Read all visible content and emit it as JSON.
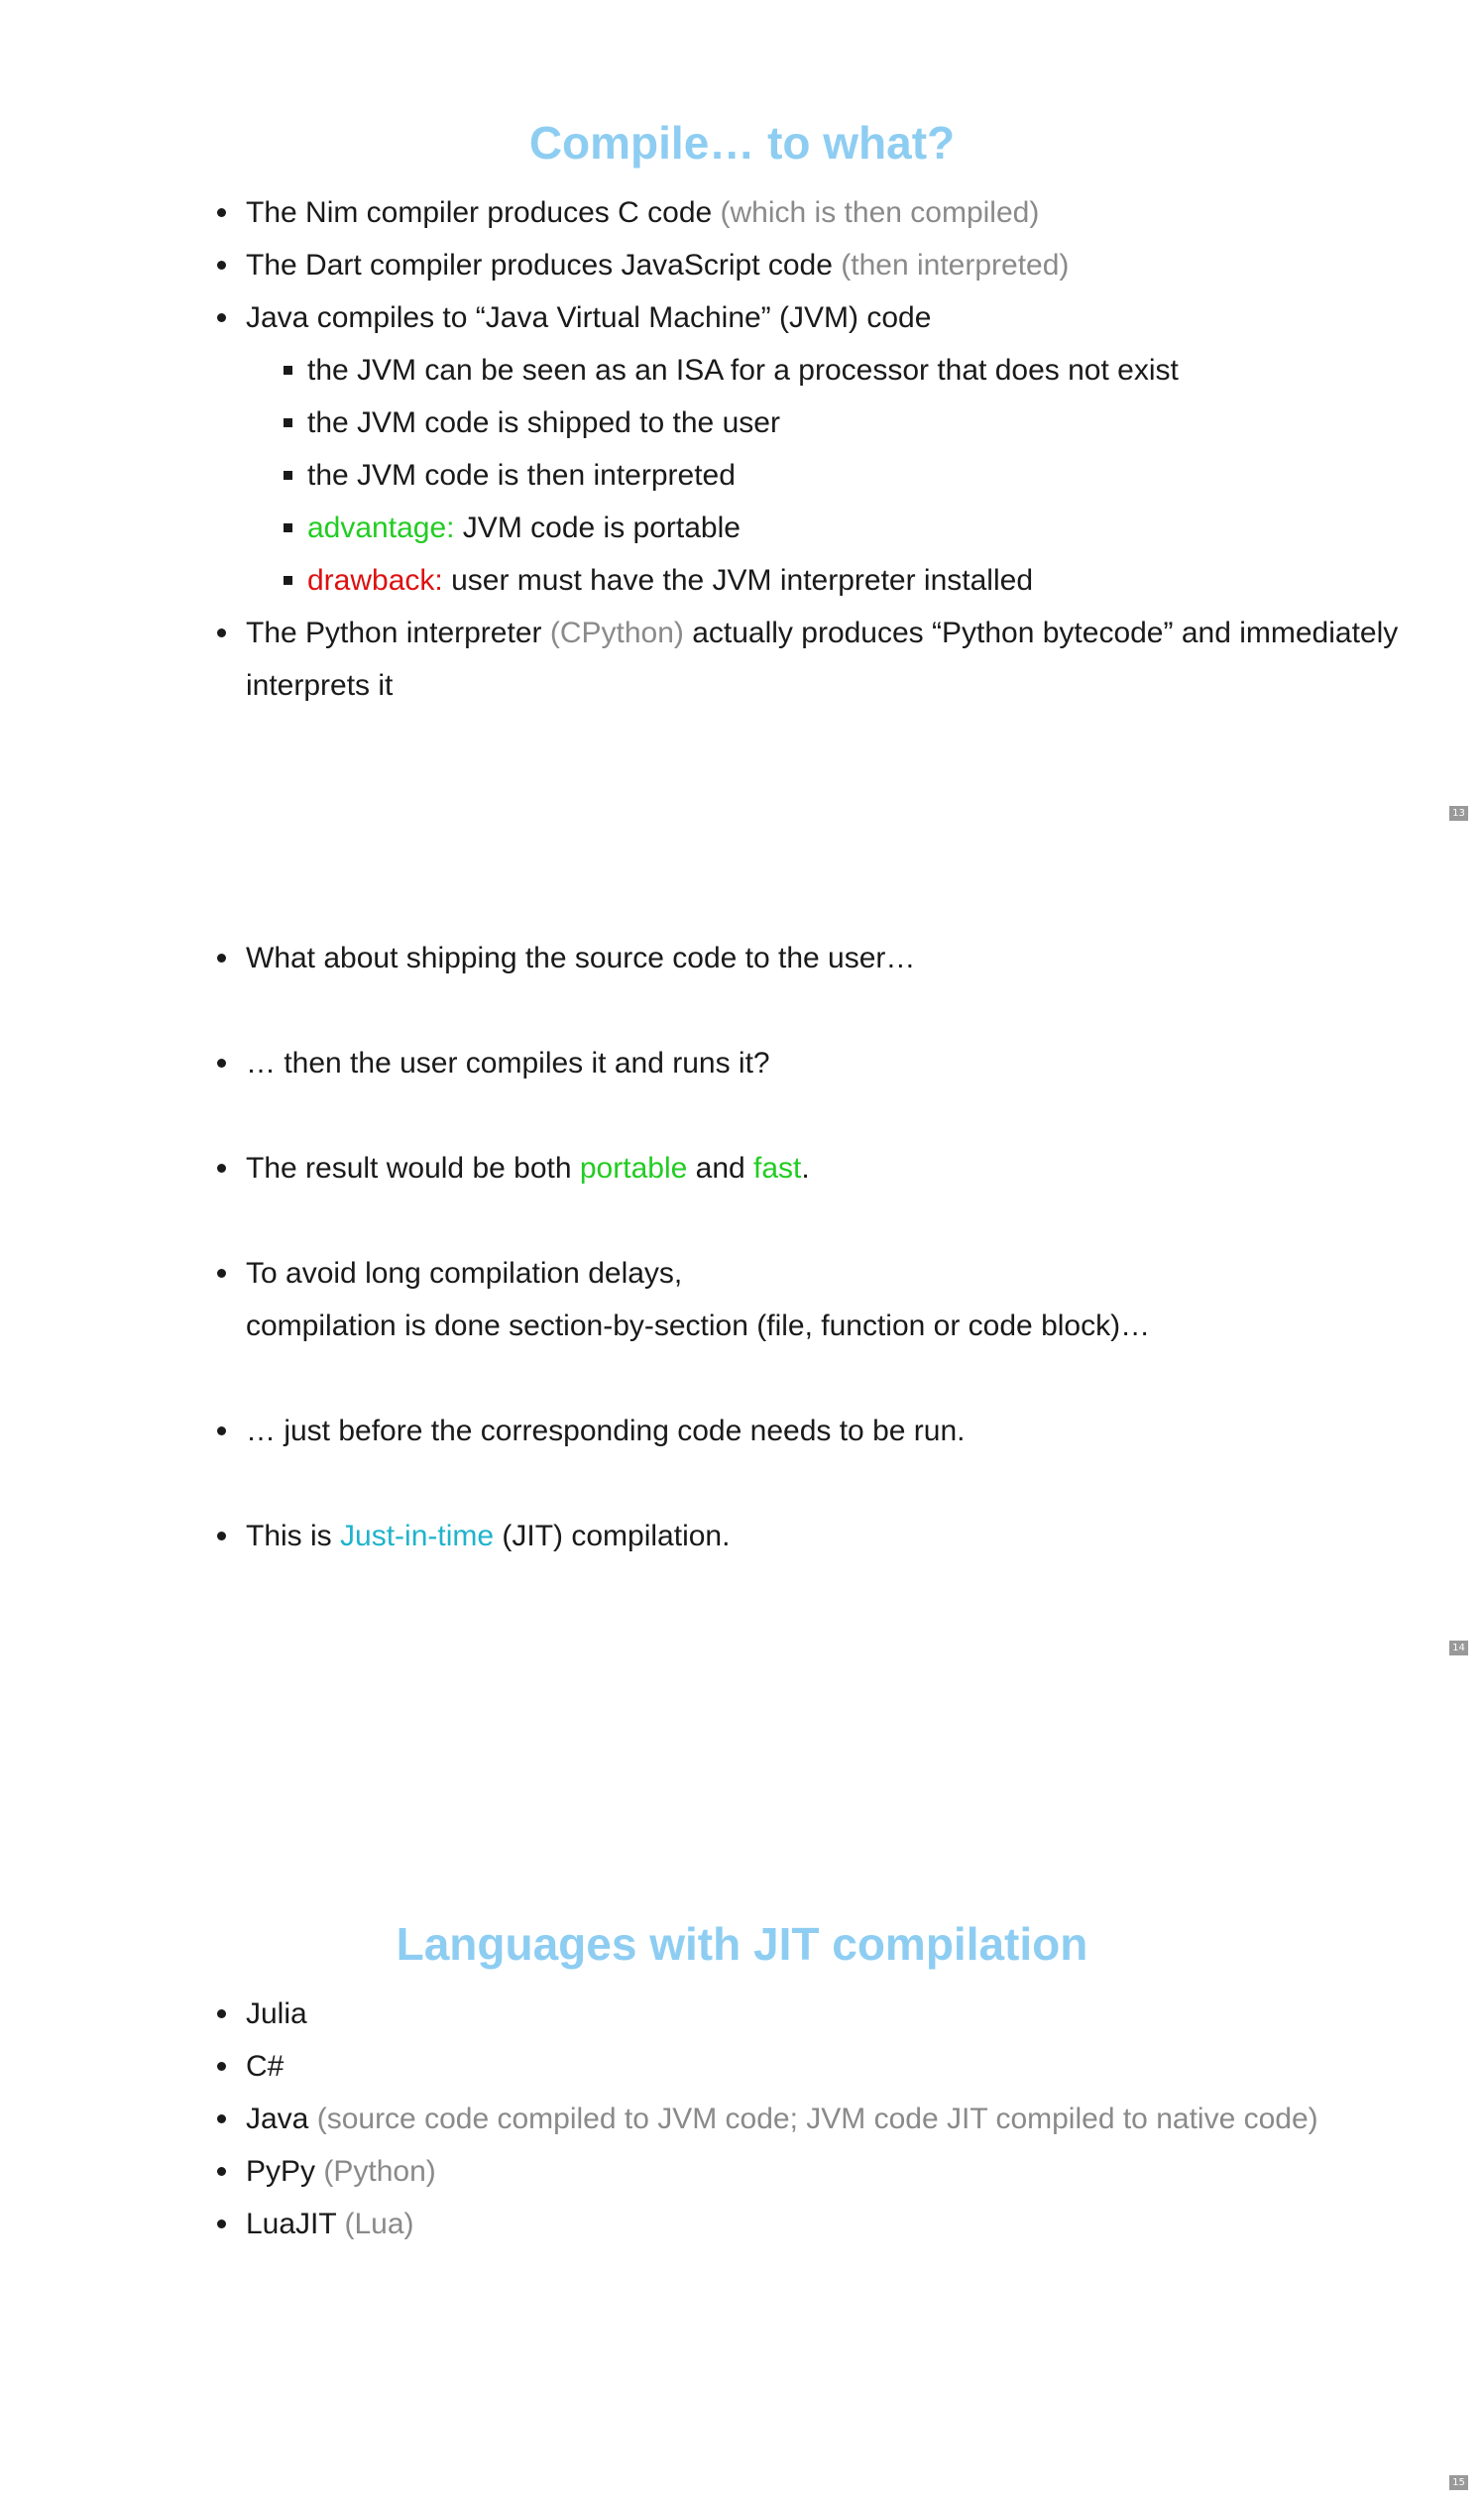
{
  "slides": [
    {
      "title": "Compile… to what?",
      "page": "13",
      "items": {
        "nim": {
          "text": "The Nim compiler produces C code ",
          "note": "(which is then compiled)"
        },
        "dart": {
          "text": "The Dart compiler produces JavaScript code ",
          "note": "(then interpreted)"
        },
        "java": {
          "text": "Java compiles to “Java Virtual Machine” (JVM) code"
        },
        "java_sub": [
          "the JVM can be seen as an ISA for a processor that does not exist",
          "the JVM code is shipped to the user",
          "the JVM code is then interpreted"
        ],
        "advantage": {
          "label": "advantage:",
          "text": " JVM code is portable"
        },
        "drawback": {
          "label": "drawback:",
          "text": " user must have the JVM interpreter installed"
        },
        "python": {
          "pre": "The Python interpreter ",
          "note": "(CPython)",
          "post": " actually produces “Python bytecode” and immediately interprets it"
        }
      }
    },
    {
      "page": "14",
      "items": {
        "b1": "What about shipping the source code to the user…",
        "b2": "… then the user compiles it and runs it?",
        "b3": {
          "pre": "The result would be both ",
          "portable": "portable",
          "mid": " and ",
          "fast": "fast",
          "post": "."
        },
        "b4": {
          "line1": "To avoid long compilation delays,",
          "line2": "compilation is done section-by-section (file, function or code block)…"
        },
        "b5": "… just before the corresponding code needs to be run.",
        "b6": {
          "pre": "This is ",
          "link": "Just-in-time",
          "post": " (JIT) compilation."
        }
      }
    },
    {
      "title": "Languages with JIT compilation",
      "page": "15",
      "items": [
        {
          "name": "Julia",
          "note": ""
        },
        {
          "name": "C#",
          "note": ""
        },
        {
          "name": "Java",
          "note": " (source code compiled to JVM code; JVM code JIT compiled to native code)"
        },
        {
          "name": "PyPy",
          "note": " (Python)"
        },
        {
          "name": "LuaJIT",
          "note": " (Lua)"
        }
      ]
    }
  ],
  "colors": {
    "title": "#8ecdf2",
    "note_gray": "#8a8a8a",
    "advantage_green": "#22cc22",
    "drawback_red": "#dd1111",
    "jit_teal": "#1fb3cc",
    "page_badge": "#999999"
  }
}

□ □ □ □ □

### Your objective
Gather and copy every line of the data in which the string "name" is found.

### Completed task
          "name": "Julia",
          "name": "C#",
          "name": "Java",
          "name": "PyPy",
          "name": "LuaJIT",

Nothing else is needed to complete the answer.